> _What you have to do_
Copy out all the lines exactly. Omit pictures.

····················

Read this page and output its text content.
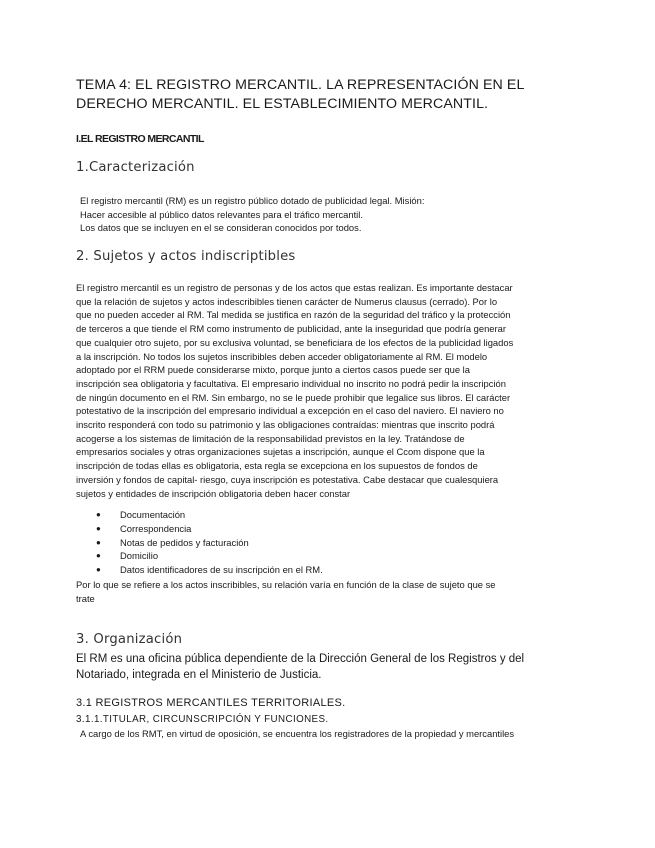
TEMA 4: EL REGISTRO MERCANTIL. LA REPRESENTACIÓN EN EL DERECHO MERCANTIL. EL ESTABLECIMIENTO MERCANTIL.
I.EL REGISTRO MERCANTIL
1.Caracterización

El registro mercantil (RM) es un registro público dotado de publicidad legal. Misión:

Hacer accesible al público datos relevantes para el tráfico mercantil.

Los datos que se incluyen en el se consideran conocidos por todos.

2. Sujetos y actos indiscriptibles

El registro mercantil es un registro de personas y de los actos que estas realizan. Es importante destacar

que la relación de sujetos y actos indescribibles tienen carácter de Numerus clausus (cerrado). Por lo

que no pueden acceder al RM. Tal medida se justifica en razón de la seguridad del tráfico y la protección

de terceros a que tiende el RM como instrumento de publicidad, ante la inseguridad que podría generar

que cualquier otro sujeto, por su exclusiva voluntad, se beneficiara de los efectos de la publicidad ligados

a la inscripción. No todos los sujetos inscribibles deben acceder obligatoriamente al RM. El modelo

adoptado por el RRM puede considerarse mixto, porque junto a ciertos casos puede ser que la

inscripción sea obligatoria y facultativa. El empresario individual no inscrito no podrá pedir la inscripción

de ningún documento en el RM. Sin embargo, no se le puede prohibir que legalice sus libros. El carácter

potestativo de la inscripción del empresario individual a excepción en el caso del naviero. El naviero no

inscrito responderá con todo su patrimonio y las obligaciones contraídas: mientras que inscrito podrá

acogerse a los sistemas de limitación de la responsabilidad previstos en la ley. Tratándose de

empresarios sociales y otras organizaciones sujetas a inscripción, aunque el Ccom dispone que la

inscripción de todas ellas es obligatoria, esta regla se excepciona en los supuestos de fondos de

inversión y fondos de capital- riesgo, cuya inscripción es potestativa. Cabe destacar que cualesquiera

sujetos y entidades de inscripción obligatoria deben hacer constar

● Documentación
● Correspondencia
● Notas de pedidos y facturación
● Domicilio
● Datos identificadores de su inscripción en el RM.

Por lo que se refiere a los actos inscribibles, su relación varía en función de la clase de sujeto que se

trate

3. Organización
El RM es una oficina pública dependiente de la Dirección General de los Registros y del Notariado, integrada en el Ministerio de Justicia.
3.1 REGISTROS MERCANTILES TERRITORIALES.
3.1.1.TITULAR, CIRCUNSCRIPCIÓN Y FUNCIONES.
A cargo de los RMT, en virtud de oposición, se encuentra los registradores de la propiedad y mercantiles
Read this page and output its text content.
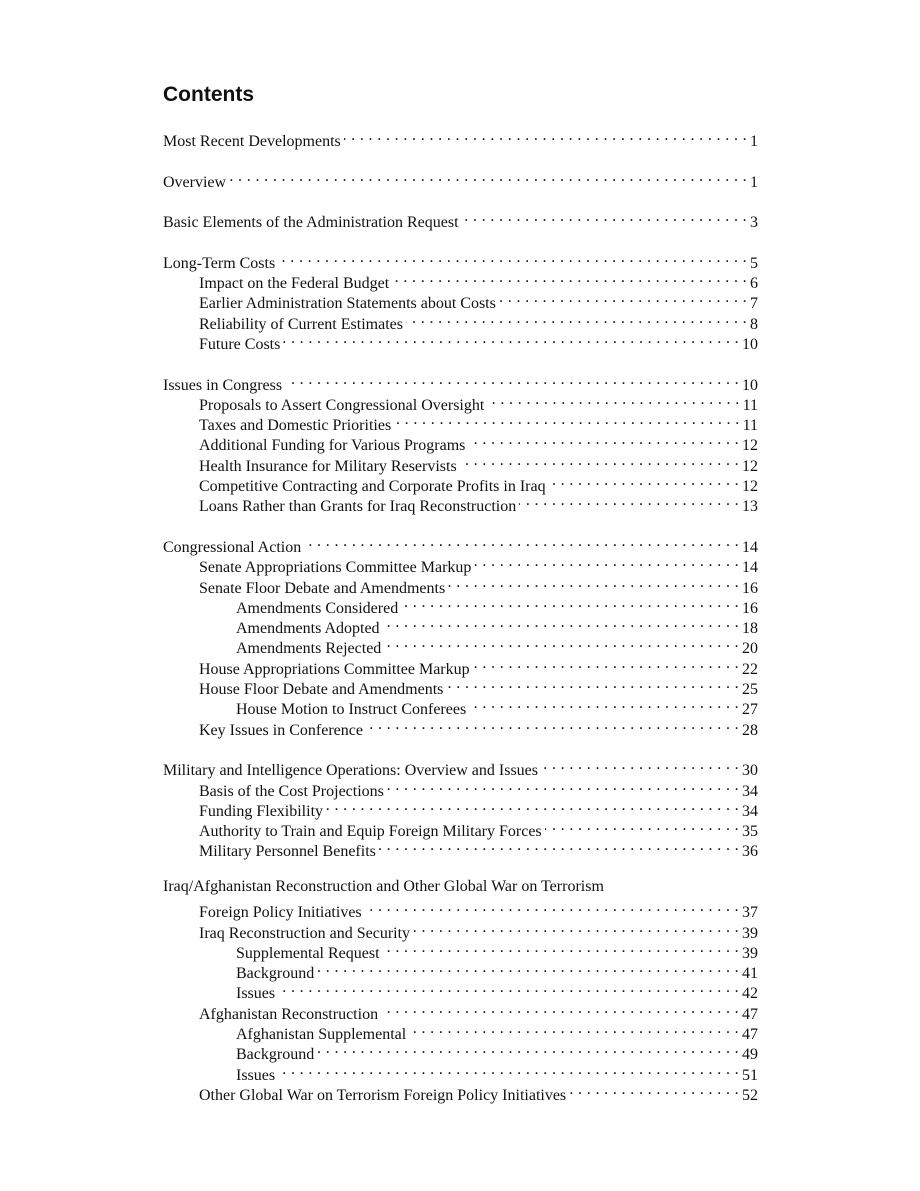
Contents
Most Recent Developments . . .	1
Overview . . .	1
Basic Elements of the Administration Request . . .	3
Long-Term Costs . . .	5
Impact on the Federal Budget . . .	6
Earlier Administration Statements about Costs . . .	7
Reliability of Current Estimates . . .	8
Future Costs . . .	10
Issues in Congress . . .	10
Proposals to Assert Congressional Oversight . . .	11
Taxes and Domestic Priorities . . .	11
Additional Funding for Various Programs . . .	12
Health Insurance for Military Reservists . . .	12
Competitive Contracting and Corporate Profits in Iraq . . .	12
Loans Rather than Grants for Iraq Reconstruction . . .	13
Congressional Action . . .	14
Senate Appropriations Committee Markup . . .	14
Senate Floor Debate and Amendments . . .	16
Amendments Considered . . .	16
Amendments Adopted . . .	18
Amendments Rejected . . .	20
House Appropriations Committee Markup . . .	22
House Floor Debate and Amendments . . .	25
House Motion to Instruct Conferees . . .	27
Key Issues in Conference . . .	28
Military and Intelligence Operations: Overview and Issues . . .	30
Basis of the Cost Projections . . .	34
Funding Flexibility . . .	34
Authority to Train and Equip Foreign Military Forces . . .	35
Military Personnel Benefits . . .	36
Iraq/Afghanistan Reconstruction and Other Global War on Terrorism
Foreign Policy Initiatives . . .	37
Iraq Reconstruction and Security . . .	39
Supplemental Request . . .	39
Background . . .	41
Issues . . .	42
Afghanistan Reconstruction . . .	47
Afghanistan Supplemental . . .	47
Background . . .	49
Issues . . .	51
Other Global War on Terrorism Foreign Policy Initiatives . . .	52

····················

> _Correct output_
Read this page and output its text content.
TEMA 4: EL REGISTRO MERCANTIL. LA REPRESENTACIÓN EN EL DERECHO MERCANTIL. EL ESTABLECIMIENTO MERCANTIL.
I.EL REGISTRO MERCANTIL
1.Caracterización

El registro mercantil (RM) es un registro público dotado de publicidad legal. Misión:

Hacer accesible al público datos relevantes para el tráfico mercantil.

Los datos que se incluyen en el se consideran conocidos por todos.

2. Sujetos y actos indiscriptibles

El registro mercantil es un registro de personas y de los actos que estas realizan. Es importante destacar

que la relación de sujetos y actos indescribibles tienen carácter de Numerus clausus (cerrado). Por lo

que no pueden acceder al RM. Tal medida se justifica en razón de la seguridad del tráfico y la protección

de terceros a que tiende el RM como instrumento de publicidad, ante la inseguridad que podría generar

que cualquier otro sujeto, por su exclusiva voluntad, se beneficiara de los efectos de la publicidad ligados

a la inscripción. No todos los sujetos inscribibles deben acceder obligatoriamente al RM. El modelo

adoptado por el RRM puede considerarse mixto, porque junto a ciertos casos puede ser que la

inscripción sea obligatoria y facultativa. El empresario individual no inscrito no podrá pedir la inscripción

de ningún documento en el RM. Sin embargo, no se le puede prohibir que legalice sus libros. El carácter

potestativo de la inscripción del empresario individual a excepción en el caso del naviero. El naviero no

inscrito responderá con todo su patrimonio y las obligaciones contraídas: mientras que inscrito podrá

acogerse a los sistemas de limitación de la responsabilidad previstos en la ley. Tratándose de

empresarios sociales y otras organizaciones sujetas a inscripción, aunque el Ccom dispone que la

inscripción de todas ellas es obligatoria, esta regla se excepciona en los supuestos de fondos de

inversión y fondos de capital- riesgo, cuya inscripción es potestativa. Cabe destacar que cualesquiera

sujetos y entidades de inscripción obligatoria deben hacer constar

● Documentación
● Correspondencia
● Notas de pedidos y facturación
● Domicilio
● Datos identificadores de su inscripción en el RM.

Por lo que se refiere a los actos inscribibles, su relación varía en función de la clase de sujeto que se

trate

3. Organización
El RM es una oficina pública dependiente de la Dirección General de los Registros y del Notariado, integrada en el Ministerio de Justicia.
3.1 REGISTROS MERCANTILES TERRITORIALES.
3.1.1.TITULAR, CIRCUNSCRIPCIÓN Y FUNCIONES.
A cargo de los RMT, en virtud de oposición, se encuentra los registradores de la propiedad y mercantiles
Read this page and output its text content.
Contents
Most Recent Developments . . .	1
Overview . . .	1
Basic Elements of the Administration Request . . .	3
Long-Term Costs . . .	5
Impact on the Federal Budget . . .	6
Earlier Administration Statements about Costs . . .	7
Reliability of Current Estimates . . .	8
Future Costs . . .	10
Issues in Congress . . .	10
Proposals to Assert Congressional Oversight . . .	11
Taxes and Domestic Priorities . . .	11
Additional Funding for Various Programs . . .	12
Health Insurance for Military Reservists . . .	12
Competitive Contracting and Corporate Profits in Iraq . . .	12
Loans Rather than Grants for Iraq Reconstruction . . .	13
Congressional Action . . .	14
Senate Appropriations Committee Markup . . .	14
Senate Floor Debate and Amendments . . .	16
Amendments Considered . . .	16
Amendments Adopted . . .	18
Amendments Rejected . . .	20
House Appropriations Committee Markup . . .	22
House Floor Debate and Amendments . . .	25
House Motion to Instruct Conferees . . .	27
Key Issues in Conference . . .	28
Military and Intelligence Operations: Overview and Issues . . .	30
Basis of the Cost Projections . . .	34
Funding Flexibility . . .	34
Authority to Train and Equip Foreign Military Forces . . .	35
Military Personnel Benefits . . .	36
Iraq/Afghanistan Reconstruction and Other Global War on Terrorism
Foreign Policy Initiatives . . .	37
Iraq Reconstruction and Security . . .	39
Supplemental Request . . .	39
Background . . .	41
Issues . . .	42
Afghanistan Reconstruction . . .	47
Afghanistan Supplemental . . .	47
Background . . .	49
Issues . . .	51
Other Global War on Terrorism Foreign Policy Initiatives . . .	52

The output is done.